Teks yang Diberikan:
--- --- ---
Akhirnya, masa Angkatan ’45 berakhir dan digantikan dengan Angkatan’50.
Angkatan
’45 memiliki gaya yang berbeda dengan Angkatan Pujangga Baru. Gaya ini dipengaruhi
oleh kondisi politik masing-masing angkatan. Angkatan Pujangga Baru memiliki
gaya romantis-idealis karena pada saat itu perjuangan kemerdekaan belum sekeras
yang dialami Angkatan ’45. Sementara Angkatan ’45 yang terbentuk pada saat
gencarnya perjuangan kemerdekaan memilih gaya ekspresionisme-realistik agar
dapat berguna dan diterima oleh masyarakat. Pada akhirnya, semua angkatan yang
ada sepantasnya menyadari fungsi sosial mereka. Setiap angkatan harus
memikirkan letak kebermanfaatan mereka bagi masyarakat karena mereka hidup dan
tumbuh di dalam masyarakat.
Angkatan 1950
Angkatan ini dikenal
krisis sastra Indonesia. Sejak Chairil Anwar meninggal, lingkungan kebudayaan
“Gelanggang Seniman Merdeka” seolah-olah kehilangan vitalitas. Salah satu alasan
utama terhadap tuduhan krisis sastra tersebut adalah karena kurangnya jumlah
buku yang terbit. Sejak tahun 1953 , Balai Pustaka yang sejak dulu bertindak
sebagai penerbit utama buku-buku sastra, kedudukannya sudah tidak menentu
(Rosidi, 1965: 137). Sejak saat itu aktivitas sastra hanya dalam
majalah-majalah, seperti Gelanggang/Siasat, Mimbar Indonesia, Zenith,
Poedjangga Baroe, dll.
--- --- ---
Soal Latihan 1:
Salin dengan tepat bagian teks tentang angkatan sastra Indonesia, mulai dari "Akhirnya, masa Angkatan" dan berakhir pada "di dalam masyarakat.".
Soal Latihan 2:
Bagaimana isi teks tentang angkatan sastra Indonesia itu jika diringkas dalam dua kalimat?

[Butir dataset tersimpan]
--- --- ---
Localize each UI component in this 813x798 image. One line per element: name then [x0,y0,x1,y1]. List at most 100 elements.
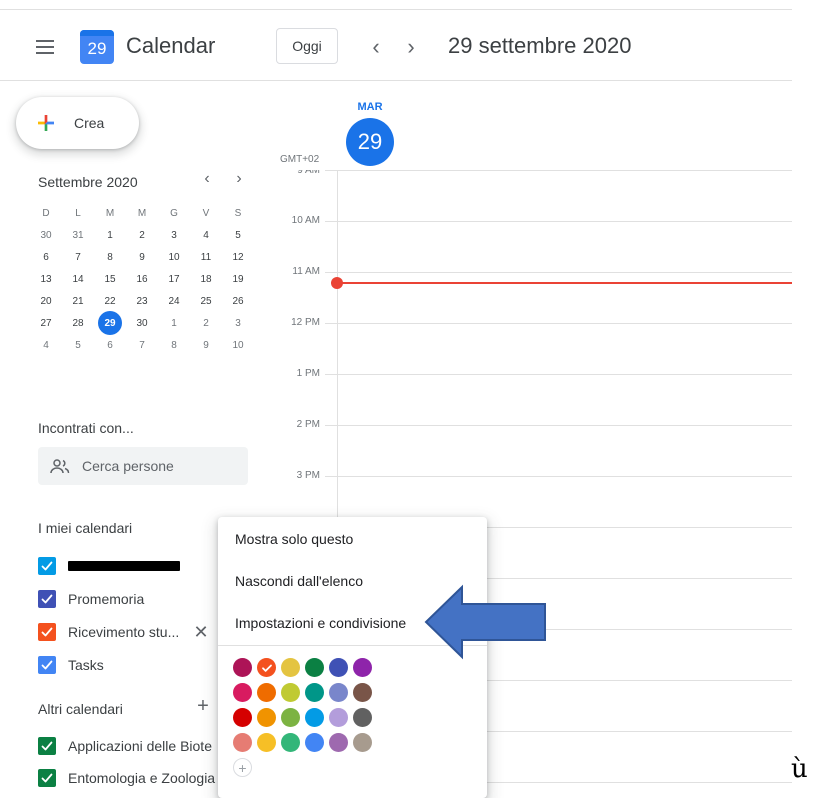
mini-calendar-title: Settembre 2020 [38,174,138,190]
mini-calendar-day[interactable]: 30 [126,312,158,334]
color-swatch[interactable] [329,683,348,702]
color-swatch[interactable] [305,708,324,727]
calendar-item[interactable]: Ricevimento stu... [38,621,179,643]
mini-calendar-day[interactable]: 27 [30,312,62,334]
mini-calendar-day[interactable]: 23 [126,290,158,312]
color-swatch[interactable] [329,733,348,752]
mini-calendar-day[interactable]: 21 [62,290,94,312]
hour-line [325,323,792,324]
color-swatch[interactable] [353,683,372,702]
menu-item-show-only-this[interactable]: Mostra solo questo [218,519,487,559]
mini-calendar-day[interactable]: 29 [94,311,126,335]
mini-calendar-day[interactable]: 14 [62,268,94,290]
color-swatch[interactable] [233,683,252,702]
hour-label: 2 PM [296,419,320,430]
mini-calendar-day[interactable]: 30 [30,224,62,246]
mini-calendar-day[interactable]: 6 [94,334,126,356]
mini-calendar-day[interactable]: 6 [30,246,62,268]
color-swatch[interactable] [353,658,372,677]
color-swatch[interactable] [257,733,276,752]
mini-calendar-day[interactable]: 3 [158,224,190,246]
checkbox-checked-icon[interactable] [38,769,56,787]
mini-calendar-day[interactable]: 8 [158,334,190,356]
color-swatch[interactable] [281,733,300,752]
mini-calendar-day[interactable]: 18 [190,268,222,290]
mini-calendar-day[interactable]: 9 [126,246,158,268]
color-swatch[interactable] [305,733,324,752]
weekday-header: D [42,207,50,219]
color-swatch[interactable] [353,733,372,752]
next-day-button[interactable]: › [401,34,421,60]
mini-calendar-day[interactable]: 16 [126,268,158,290]
color-swatch[interactable] [281,683,300,702]
mini-prev-month-button[interactable]: ‹ [199,170,215,188]
mini-calendar-day[interactable]: 13 [30,268,62,290]
color-swatch[interactable] [233,733,252,752]
mini-calendar-day[interactable]: 9 [190,334,222,356]
day-weekday-label: MAR [357,101,383,113]
color-swatch[interactable] [305,683,324,702]
mini-calendar-day[interactable]: 1 [158,312,190,334]
mini-calendar-day[interactable]: 20 [30,290,62,312]
color-swatch[interactable] [305,658,324,677]
color-swatch[interactable] [329,658,348,677]
mini-calendar-day[interactable]: 19 [222,268,254,290]
calendar-item[interactable]: Entomologia e Zoologia [38,767,215,789]
mini-next-month-button[interactable]: › [231,170,247,188]
hour-line [325,272,792,273]
previous-day-button[interactable]: ‹ [366,34,386,60]
today-button[interactable]: Oggi [276,28,338,64]
color-swatch[interactable] [353,708,372,727]
mini-calendar-day[interactable]: 3 [222,312,254,334]
mini-calendar-day[interactable]: 7 [62,246,94,268]
color-swatch[interactable] [281,708,300,727]
weekday-header: G [170,207,178,219]
checkbox-checked-icon[interactable] [38,590,56,608]
color-swatch[interactable] [257,708,276,727]
add-calendar-icon[interactable]: + [194,695,212,718]
calendar-item[interactable]: Promemoria [38,588,144,610]
mini-calendar-day[interactable]: 10 [158,246,190,268]
mini-calendar-day[interactable]: 26 [222,290,254,312]
color-swatch[interactable] [281,658,300,677]
mini-calendar-day[interactable]: 4 [30,334,62,356]
color-swatch[interactable] [233,708,252,727]
search-people-input[interactable]: Cerca persone [38,447,248,485]
mini-calendar-day[interactable]: 2 [126,224,158,246]
create-button[interactable]: Crea [16,97,139,149]
unsubscribe-close-icon[interactable]: ✕ [192,622,210,643]
mini-calendar-day[interactable]: 24 [158,290,190,312]
mini-calendar-day[interactable]: 1 [94,224,126,246]
mini-calendar-day[interactable]: 31 [62,224,94,246]
color-swatch[interactable] [257,683,276,702]
mini-calendar-day[interactable]: 5 [62,334,94,356]
day-number-button[interactable]: 29 [346,118,394,166]
color-swatch[interactable] [233,658,252,677]
calendar-item[interactable]: Tasks [38,654,104,676]
calendar-item[interactable] [38,555,180,577]
mini-calendar-day[interactable]: 10 [222,334,254,356]
checkbox-checked-icon[interactable] [38,557,56,575]
mini-calendar-day[interactable]: 4 [190,224,222,246]
mini-calendar-day[interactable]: 15 [94,268,126,290]
checkbox-checked-icon[interactable] [38,656,56,674]
mini-calendar-day[interactable]: 25 [190,290,222,312]
add-custom-color-button[interactable]: + [233,758,252,777]
stray-character: ù [791,754,808,784]
mini-calendar-day[interactable]: 17 [158,268,190,290]
mini-calendar-day[interactable]: 2 [190,312,222,334]
checkbox-checked-icon[interactable] [38,737,56,755]
color-swatch[interactable] [257,658,276,677]
mini-calendar-day[interactable]: 7 [126,334,158,356]
mini-calendar-day[interactable]: 5 [222,224,254,246]
checkbox-checked-icon[interactable] [38,623,56,641]
mini-calendar-day[interactable]: 8 [94,246,126,268]
mini-calendar-day[interactable]: 28 [62,312,94,334]
app-title: Calendar [126,33,216,58]
main-menu-icon[interactable] [36,40,54,54]
mini-calendar-day[interactable]: 12 [222,246,254,268]
color-swatch[interactable] [329,708,348,727]
mini-calendar-day[interactable]: 22 [94,290,126,312]
calendar-item[interactable]: Applicazioni delle Biote [38,735,212,757]
mini-calendar-day[interactable]: 11 [190,246,222,268]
--- --- ---
Jawaban Tertulis 1:
Akhirnya, masa Angkatan ’45 berakhir dan digantikan dengan Angkatan’50.
Angkatan
’45 memiliki gaya yang berbeda dengan Angkatan Pujangga Baru. Gaya ini dipengaruhi
oleh kondisi politik masing-masing angkatan. Angkatan Pujangga Baru memiliki
gaya romantis-idealis karena pada saat itu perjuangan kemerdekaan belum sekeras
yang dialami Angkatan ’45. Sementara Angkatan ’45 yang terbentuk pada saat
gencarnya perjuangan kemerdekaan memilih gaya ekspresionisme-realistik agar
dapat berguna dan diterima oleh masyarakat. Pada akhirnya, semua angkatan yang
ada sepantasnya menyadari fungsi sosial mereka. Setiap angkatan harus
memikirkan letak kebermanfaatan mereka bagi masyarakat karena mereka hidup dan
tumbuh di dalam masyarakat.

Jawaban Tertulis 2:
Angkatan ’45 memilih gaya ekspresionisme-realistik karena terbentuk saat gencarnya perjuangan kemerdekaan, berbeda dengan Angkatan Pujangga Baru yang bergaya romantis-idealis. Pada masa Angkatan 1950 muncul tuduhan krisis sastra, dengan alasan utama kurangnya buku yang terbit karena kedudukan Balai Pustaka tidak menentu sejak 1953, sehingga aktivitas sastra hanya berlangsung di majalah-majalah.